>> START

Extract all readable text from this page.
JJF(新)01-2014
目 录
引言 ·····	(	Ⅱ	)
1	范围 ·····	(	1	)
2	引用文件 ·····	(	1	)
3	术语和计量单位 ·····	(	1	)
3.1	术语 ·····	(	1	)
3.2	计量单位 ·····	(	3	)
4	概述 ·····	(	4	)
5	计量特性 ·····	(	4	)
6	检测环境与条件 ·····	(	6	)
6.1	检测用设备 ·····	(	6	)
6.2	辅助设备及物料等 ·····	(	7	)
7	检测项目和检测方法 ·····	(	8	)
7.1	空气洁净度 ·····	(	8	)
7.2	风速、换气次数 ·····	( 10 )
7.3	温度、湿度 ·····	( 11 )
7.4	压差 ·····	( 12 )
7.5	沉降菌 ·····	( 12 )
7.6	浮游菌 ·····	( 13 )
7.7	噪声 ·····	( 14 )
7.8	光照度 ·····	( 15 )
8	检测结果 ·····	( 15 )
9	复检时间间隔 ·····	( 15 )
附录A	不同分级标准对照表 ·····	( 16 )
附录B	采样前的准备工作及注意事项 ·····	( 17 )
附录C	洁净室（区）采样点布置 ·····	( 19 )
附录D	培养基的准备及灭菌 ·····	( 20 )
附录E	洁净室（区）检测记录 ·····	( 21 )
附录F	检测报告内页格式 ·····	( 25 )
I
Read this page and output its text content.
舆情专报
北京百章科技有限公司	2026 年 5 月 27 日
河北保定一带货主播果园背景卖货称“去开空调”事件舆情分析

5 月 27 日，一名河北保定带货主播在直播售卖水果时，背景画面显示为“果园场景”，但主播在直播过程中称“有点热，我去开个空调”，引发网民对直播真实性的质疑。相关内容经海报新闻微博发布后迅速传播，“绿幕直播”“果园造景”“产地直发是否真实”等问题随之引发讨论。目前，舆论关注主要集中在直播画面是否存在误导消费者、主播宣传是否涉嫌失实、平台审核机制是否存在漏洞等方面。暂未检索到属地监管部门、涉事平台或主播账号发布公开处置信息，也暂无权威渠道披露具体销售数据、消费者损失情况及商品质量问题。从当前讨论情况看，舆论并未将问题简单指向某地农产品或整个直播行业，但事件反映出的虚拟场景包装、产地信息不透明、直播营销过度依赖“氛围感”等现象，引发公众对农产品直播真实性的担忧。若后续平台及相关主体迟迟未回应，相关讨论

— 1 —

>> END

The records above should be returned exactly.

ANSWER BELOW:
Extract all readable text from this page.
JJF(新)01-2014
目 录
引言 ·····	(	Ⅱ	)
1	范围 ·····	(	1	)
2	引用文件 ·····	(	1	)
3	术语和计量单位 ·····	(	1	)
3.1	术语 ·····	(	1	)
3.2	计量单位 ·····	(	3	)
4	概述 ·····	(	4	)
5	计量特性 ·····	(	4	)
6	检测环境与条件 ·····	(	6	)
6.1	检测用设备 ·····	(	6	)
6.2	辅助设备及物料等 ·····	(	7	)
7	检测项目和检测方法 ·····	(	8	)
7.1	空气洁净度 ·····	(	8	)
7.2	风速、换气次数 ·····	( 10 )
7.3	温度、湿度 ·····	( 11 )
7.4	压差 ·····	( 12 )
7.5	沉降菌 ·····	( 12 )
7.6	浮游菌 ·····	( 13 )
7.7	噪声 ·····	( 14 )
7.8	光照度 ·····	( 15 )
8	检测结果 ·····	( 15 )
9	复检时间间隔 ·····	( 15 )
附录A	不同分级标准对照表 ·····	( 16 )
附录B	采样前的准备工作及注意事项 ·····	( 17 )
附录C	洁净室（区）采样点布置 ·····	( 19 )
附录D	培养基的准备及灭菌 ·····	( 20 )
附录E	洁净室（区）检测记录 ·····	( 21 )
附录F	检测报告内页格式 ·····	( 25 )
I
Read this page and output its text content.
舆情专报
北京百章科技有限公司	2026 年 5 月 27 日
河北保定一带货主播果园背景卖货称“去开空调”事件舆情分析

5 月 27 日，一名河北保定带货主播在直播售卖水果时，背景画面显示为“果园场景”，但主播在直播过程中称“有点热，我去开个空调”，引发网民对直播真实性的质疑。相关内容经海报新闻微博发布后迅速传播，“绿幕直播”“果园造景”“产地直发是否真实”等问题随之引发讨论。目前，舆论关注主要集中在直播画面是否存在误导消费者、主播宣传是否涉嫌失实、平台审核机制是否存在漏洞等方面。暂未检索到属地监管部门、涉事平台或主播账号发布公开处置信息，也暂无权威渠道披露具体销售数据、消费者损失情况及商品质量问题。从当前讨论情况看，舆论并未将问题简单指向某地农产品或整个直播行业，但事件反映出的虚拟场景包装、产地信息不透明、直播营销过度依赖“氛围感”等现象，引发公众对农产品直播真实性的担忧。若后续平台及相关主体迟迟未回应，相关讨论

— 1 —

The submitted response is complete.